■ **OBJECTIVE**: Some lines in the records below may hold the word "Craneway"; give the number of those lines and nothing else.

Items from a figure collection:
========

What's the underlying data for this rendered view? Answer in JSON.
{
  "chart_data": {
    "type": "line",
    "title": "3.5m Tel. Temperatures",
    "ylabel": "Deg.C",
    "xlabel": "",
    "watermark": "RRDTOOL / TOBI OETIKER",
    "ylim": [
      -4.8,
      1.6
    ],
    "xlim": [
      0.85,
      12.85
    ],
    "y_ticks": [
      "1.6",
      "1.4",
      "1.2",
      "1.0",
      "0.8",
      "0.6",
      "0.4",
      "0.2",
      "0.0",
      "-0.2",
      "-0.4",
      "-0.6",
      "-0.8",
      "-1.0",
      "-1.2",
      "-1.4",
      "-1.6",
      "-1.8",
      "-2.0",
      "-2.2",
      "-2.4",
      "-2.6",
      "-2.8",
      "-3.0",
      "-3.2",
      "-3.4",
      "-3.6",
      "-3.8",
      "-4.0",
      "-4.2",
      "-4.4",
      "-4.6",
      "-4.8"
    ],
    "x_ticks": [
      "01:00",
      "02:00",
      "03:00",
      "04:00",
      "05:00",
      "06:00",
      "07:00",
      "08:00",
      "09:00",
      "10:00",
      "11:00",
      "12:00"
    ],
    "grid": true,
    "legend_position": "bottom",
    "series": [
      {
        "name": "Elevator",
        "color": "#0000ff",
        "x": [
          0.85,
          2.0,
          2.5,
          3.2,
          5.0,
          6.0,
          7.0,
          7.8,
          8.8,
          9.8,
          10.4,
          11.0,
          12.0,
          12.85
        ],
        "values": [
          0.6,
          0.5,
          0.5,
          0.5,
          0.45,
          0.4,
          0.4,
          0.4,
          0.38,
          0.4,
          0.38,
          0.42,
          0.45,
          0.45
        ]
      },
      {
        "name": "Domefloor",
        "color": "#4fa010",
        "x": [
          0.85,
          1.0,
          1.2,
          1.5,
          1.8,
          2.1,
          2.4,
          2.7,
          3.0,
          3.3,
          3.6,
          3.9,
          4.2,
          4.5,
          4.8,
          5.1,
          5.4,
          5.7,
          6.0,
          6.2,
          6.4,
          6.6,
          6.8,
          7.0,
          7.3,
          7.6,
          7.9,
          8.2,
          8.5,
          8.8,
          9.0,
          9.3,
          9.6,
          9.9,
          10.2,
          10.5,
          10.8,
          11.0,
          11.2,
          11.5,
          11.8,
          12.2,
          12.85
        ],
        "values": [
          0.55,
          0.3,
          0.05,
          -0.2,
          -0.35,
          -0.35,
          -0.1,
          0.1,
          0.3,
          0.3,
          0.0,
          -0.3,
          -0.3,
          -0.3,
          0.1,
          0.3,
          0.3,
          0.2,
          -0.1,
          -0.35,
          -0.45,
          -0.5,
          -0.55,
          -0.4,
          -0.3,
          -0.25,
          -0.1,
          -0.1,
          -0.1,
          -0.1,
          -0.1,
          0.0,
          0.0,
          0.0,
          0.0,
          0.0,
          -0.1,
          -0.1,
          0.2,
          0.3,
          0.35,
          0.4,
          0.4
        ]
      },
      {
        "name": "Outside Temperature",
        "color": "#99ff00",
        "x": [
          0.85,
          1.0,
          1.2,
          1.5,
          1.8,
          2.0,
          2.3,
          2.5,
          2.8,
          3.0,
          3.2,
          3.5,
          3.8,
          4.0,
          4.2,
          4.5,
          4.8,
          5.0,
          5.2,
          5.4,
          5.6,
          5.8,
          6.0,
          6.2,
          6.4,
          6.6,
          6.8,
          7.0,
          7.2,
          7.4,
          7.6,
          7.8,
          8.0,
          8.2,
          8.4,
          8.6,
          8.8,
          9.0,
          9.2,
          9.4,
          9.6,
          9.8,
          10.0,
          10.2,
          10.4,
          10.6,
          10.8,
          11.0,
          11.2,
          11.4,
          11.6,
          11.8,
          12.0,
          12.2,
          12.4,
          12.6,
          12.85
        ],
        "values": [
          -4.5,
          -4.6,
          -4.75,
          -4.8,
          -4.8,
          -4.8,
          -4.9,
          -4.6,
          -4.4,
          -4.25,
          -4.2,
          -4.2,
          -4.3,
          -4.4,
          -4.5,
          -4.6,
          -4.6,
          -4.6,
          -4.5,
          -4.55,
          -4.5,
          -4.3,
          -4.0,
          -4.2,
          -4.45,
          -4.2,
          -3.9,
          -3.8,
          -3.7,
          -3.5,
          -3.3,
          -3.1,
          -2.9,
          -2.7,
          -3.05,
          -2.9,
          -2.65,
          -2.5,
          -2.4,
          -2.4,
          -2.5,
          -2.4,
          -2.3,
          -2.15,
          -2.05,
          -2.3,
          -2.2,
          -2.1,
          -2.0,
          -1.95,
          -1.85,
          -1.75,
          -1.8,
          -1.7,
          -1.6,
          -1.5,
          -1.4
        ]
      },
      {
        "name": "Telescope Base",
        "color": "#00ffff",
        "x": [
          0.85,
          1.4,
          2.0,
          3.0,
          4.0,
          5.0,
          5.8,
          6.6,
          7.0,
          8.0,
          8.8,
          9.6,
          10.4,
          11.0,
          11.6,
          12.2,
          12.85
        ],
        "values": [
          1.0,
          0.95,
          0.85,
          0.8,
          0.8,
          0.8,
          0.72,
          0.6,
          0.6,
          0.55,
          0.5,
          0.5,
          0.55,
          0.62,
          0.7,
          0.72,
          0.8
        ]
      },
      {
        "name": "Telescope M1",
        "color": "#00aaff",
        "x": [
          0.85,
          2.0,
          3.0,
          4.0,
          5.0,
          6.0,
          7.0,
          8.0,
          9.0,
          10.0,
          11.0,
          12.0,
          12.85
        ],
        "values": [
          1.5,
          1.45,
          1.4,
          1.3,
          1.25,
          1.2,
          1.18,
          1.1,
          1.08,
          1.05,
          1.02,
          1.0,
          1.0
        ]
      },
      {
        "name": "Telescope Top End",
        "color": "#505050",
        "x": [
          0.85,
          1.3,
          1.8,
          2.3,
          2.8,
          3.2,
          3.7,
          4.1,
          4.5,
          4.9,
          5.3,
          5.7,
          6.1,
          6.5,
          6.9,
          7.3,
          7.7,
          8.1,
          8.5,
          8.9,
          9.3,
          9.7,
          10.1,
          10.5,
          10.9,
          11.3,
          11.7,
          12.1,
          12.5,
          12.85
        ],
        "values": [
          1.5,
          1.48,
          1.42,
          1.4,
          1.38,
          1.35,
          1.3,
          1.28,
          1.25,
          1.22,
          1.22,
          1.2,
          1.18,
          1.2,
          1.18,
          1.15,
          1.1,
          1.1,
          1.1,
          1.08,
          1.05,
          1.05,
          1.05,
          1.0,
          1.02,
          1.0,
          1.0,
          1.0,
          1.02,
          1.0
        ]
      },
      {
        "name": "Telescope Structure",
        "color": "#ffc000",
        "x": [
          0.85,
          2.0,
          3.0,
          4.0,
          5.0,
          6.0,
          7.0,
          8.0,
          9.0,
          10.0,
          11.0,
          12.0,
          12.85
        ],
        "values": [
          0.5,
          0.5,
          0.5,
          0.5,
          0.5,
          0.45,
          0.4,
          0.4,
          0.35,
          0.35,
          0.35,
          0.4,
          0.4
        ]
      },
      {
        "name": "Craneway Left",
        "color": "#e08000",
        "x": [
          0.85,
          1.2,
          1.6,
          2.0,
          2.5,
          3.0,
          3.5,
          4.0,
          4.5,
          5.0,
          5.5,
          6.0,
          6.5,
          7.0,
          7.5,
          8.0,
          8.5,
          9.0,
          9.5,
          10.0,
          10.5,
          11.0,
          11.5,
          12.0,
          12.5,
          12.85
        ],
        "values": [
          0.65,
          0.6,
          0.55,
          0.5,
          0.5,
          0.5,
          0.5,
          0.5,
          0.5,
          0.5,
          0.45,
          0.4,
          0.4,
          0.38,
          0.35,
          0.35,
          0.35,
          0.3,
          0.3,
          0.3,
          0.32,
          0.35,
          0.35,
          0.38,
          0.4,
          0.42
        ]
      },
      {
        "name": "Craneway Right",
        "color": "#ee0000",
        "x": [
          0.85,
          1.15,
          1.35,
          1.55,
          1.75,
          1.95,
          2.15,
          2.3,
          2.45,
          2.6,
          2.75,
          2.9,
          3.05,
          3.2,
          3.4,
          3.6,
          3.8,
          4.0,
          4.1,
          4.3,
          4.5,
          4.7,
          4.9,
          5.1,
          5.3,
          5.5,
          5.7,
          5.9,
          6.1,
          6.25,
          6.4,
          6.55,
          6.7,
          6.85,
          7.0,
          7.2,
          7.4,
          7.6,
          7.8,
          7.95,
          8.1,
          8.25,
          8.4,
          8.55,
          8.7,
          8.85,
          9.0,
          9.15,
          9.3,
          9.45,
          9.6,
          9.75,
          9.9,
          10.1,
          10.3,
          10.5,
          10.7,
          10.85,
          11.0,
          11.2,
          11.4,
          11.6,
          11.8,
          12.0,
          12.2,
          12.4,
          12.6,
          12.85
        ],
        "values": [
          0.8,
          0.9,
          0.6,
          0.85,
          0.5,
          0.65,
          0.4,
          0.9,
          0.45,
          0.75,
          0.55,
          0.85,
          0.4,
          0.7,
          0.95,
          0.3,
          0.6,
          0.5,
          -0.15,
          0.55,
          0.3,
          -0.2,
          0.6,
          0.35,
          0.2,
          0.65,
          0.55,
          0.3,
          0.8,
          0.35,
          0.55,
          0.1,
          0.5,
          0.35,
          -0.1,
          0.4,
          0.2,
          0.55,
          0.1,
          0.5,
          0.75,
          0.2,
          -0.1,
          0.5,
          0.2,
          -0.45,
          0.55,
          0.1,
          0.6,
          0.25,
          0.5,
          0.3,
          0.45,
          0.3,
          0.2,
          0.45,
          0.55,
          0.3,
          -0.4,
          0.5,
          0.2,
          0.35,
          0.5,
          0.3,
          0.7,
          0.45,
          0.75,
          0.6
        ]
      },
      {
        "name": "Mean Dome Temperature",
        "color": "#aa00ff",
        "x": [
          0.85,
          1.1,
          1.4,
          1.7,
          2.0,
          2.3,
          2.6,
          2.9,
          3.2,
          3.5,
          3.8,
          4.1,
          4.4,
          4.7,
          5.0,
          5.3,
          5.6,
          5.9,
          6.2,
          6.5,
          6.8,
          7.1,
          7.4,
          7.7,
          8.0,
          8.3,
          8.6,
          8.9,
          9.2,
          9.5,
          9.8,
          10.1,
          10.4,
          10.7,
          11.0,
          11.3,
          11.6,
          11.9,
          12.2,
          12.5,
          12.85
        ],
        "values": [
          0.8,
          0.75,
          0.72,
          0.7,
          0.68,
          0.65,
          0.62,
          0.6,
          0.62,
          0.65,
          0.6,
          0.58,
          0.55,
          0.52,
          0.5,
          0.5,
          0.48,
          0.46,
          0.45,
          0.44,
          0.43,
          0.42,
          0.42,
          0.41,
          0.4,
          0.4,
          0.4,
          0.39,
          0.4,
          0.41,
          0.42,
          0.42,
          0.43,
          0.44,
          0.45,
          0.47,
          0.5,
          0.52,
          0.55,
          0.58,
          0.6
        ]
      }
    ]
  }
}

========

■ **EXERCISE RESULT**: 2